Entries from a dataset:
• • • •
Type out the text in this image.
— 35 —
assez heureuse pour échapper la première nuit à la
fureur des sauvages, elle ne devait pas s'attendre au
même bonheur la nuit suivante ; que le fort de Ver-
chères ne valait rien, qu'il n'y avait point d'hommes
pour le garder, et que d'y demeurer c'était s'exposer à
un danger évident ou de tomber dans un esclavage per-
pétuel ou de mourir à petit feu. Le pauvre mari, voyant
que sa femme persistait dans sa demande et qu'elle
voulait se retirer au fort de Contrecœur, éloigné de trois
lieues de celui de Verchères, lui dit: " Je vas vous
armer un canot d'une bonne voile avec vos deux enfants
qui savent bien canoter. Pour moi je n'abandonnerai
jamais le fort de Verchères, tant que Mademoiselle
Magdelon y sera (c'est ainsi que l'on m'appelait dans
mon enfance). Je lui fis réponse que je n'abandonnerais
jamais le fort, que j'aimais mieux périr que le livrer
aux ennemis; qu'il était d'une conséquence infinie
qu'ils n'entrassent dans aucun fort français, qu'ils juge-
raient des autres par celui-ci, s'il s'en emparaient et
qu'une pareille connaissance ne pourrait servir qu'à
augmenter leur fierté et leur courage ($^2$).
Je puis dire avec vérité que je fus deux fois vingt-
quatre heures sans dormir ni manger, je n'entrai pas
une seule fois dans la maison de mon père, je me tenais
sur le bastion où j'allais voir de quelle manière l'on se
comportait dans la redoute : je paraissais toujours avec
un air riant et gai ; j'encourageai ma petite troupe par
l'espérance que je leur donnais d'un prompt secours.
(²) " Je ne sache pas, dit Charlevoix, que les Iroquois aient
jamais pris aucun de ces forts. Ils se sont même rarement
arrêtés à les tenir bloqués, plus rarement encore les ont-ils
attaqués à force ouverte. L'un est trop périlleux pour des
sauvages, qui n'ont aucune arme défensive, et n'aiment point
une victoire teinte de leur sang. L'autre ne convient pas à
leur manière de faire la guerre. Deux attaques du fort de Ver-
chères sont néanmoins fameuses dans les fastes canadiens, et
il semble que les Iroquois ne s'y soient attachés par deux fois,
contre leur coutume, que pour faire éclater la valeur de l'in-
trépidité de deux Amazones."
• • • •
Collect the lines of the data that carry the word "Iroquois".

**WRITTEN SOLUTION**
(²) " Je ne sache pas, dit Charlevoix, que les Iroquois aient
il semble que les Iroquois ne s'y soient attachés par deux fois,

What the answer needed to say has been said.